> Exercise description:
Set down exactly the lines that run from the line with "What does this" to the end of the data, and nothing else.

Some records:
☆ ☆ ☆ ☆

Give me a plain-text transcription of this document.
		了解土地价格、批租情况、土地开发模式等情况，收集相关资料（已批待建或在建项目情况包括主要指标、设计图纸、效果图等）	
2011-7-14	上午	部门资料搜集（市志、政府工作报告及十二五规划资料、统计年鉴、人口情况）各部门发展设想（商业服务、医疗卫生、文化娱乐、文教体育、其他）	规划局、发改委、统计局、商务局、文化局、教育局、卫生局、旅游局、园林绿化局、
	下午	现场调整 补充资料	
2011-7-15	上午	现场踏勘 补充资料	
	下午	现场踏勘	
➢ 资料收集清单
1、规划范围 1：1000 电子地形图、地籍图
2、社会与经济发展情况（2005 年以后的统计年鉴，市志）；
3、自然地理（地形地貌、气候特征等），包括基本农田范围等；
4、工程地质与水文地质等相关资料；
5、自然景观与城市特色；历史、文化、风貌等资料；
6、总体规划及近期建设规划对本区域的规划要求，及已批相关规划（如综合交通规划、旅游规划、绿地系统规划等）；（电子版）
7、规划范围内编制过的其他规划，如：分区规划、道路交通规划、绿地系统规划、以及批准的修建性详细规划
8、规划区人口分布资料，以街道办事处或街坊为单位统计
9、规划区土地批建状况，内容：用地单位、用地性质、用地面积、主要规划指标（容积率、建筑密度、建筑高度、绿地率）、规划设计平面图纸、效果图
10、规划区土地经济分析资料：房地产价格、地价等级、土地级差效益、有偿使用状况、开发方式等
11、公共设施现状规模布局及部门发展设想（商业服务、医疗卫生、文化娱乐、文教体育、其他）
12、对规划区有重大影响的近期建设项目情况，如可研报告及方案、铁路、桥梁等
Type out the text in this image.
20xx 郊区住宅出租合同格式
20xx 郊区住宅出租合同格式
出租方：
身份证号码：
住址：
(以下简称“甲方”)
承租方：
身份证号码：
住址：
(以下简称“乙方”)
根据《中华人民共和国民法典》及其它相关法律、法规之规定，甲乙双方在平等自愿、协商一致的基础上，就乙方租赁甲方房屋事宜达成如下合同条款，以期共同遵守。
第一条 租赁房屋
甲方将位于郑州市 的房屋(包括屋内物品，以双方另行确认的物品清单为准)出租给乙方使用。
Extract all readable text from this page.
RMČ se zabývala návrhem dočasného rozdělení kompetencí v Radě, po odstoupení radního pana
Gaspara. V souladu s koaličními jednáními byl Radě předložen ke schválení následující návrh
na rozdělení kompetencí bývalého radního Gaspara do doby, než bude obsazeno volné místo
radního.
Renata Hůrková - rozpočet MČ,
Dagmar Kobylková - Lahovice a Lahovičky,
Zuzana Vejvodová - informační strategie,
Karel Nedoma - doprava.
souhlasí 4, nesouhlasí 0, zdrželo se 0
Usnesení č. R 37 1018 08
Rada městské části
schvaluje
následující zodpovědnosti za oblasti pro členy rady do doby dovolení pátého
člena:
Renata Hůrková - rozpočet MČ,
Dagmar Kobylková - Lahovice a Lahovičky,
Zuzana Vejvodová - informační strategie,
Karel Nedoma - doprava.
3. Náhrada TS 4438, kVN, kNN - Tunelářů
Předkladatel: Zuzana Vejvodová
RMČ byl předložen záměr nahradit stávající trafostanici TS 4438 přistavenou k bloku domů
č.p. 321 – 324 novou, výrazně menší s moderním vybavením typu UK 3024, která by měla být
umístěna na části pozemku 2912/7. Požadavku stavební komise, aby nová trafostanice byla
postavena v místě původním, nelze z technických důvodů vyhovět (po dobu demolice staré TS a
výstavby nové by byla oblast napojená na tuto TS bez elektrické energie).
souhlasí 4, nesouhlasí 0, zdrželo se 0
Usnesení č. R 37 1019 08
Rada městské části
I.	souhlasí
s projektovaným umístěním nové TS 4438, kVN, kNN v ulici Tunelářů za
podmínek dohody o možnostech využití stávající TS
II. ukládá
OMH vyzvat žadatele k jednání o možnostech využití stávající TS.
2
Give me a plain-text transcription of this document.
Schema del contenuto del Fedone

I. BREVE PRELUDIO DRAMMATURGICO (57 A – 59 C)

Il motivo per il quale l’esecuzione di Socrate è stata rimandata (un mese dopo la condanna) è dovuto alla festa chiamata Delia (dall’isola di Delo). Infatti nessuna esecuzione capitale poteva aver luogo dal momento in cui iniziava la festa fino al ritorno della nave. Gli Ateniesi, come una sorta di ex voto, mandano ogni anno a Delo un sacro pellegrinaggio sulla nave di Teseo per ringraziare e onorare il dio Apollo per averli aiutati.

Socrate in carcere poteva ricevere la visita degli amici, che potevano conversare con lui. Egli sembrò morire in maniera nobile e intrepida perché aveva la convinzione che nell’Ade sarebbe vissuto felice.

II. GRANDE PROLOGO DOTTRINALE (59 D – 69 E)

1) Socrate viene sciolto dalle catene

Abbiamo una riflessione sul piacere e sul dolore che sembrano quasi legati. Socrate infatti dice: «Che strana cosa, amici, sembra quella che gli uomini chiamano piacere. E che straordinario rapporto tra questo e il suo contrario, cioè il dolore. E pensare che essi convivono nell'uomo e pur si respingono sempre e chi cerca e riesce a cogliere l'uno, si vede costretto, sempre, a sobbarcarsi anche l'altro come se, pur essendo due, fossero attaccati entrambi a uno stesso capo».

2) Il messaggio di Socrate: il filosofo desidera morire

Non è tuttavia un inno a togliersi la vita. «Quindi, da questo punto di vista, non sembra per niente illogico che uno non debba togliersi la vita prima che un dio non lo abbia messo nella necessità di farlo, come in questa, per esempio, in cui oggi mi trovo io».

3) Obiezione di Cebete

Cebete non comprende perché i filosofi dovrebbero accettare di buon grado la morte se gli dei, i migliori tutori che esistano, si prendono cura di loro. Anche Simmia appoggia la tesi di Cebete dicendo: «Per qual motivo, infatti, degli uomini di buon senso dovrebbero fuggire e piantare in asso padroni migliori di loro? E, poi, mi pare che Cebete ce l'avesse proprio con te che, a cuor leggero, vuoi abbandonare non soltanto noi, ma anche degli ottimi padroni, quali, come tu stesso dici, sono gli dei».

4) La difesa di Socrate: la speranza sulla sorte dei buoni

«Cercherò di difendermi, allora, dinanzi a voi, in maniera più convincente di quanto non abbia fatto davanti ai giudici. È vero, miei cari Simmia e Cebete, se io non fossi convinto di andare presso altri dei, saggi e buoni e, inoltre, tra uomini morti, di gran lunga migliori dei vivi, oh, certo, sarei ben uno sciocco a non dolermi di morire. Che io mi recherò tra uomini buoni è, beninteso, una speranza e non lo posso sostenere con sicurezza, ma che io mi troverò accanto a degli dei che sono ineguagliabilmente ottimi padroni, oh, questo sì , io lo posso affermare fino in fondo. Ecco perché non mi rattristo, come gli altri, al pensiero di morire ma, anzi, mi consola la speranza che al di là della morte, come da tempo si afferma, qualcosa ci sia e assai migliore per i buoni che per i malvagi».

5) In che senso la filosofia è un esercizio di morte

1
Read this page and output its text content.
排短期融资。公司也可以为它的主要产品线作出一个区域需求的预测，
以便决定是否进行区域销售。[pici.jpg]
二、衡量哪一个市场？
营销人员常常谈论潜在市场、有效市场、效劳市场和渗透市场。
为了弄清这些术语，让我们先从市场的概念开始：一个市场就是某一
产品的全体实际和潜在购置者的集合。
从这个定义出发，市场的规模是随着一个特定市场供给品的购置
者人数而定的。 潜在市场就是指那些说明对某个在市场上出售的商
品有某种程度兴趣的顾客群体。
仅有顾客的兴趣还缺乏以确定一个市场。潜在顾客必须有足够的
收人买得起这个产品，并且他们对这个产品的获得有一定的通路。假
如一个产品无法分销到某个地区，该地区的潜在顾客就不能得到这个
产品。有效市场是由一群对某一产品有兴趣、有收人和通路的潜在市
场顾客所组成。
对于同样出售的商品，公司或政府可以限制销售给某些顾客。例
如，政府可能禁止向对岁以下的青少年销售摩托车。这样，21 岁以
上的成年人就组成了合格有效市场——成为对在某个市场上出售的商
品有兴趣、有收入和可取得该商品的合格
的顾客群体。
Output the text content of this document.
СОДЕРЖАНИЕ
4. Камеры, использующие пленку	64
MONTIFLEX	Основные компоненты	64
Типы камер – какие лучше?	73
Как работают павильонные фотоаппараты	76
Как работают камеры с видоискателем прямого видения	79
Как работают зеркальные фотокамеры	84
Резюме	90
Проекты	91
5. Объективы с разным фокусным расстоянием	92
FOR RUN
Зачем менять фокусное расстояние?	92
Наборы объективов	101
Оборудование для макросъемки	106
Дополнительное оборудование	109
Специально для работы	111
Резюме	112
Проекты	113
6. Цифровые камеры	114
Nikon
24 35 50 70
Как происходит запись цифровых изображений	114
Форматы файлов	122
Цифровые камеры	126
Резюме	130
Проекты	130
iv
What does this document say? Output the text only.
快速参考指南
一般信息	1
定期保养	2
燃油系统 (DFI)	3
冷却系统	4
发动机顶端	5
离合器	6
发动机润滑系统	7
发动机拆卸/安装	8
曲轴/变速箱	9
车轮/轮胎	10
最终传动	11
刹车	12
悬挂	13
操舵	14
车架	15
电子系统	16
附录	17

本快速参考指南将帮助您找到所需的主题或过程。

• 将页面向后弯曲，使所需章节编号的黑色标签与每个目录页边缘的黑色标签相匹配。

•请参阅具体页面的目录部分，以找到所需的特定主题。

☆ ☆ ☆ ☆

> Finished exercise:
What does this document say? Output the text only.
快速参考指南
一般信息	1
定期保养	2
燃油系统 (DFI)	3
冷却系统	4
发动机顶端	5
离合器	6
发动机润滑系统	7
发动机拆卸/安装	8
曲轴/变速箱	9
车轮/轮胎	10
最终传动	11
刹车	12
悬挂	13
操舵	14
车架	15
电子系统	16
附录	17

本快速参考指南将帮助您找到所需的主题或过程。

• 将页面向后弯曲，使所需章节编号的黑色标签与每个目录页边缘的黑色标签相匹配。

•请参阅具体页面的目录部分，以找到所需的特定主题。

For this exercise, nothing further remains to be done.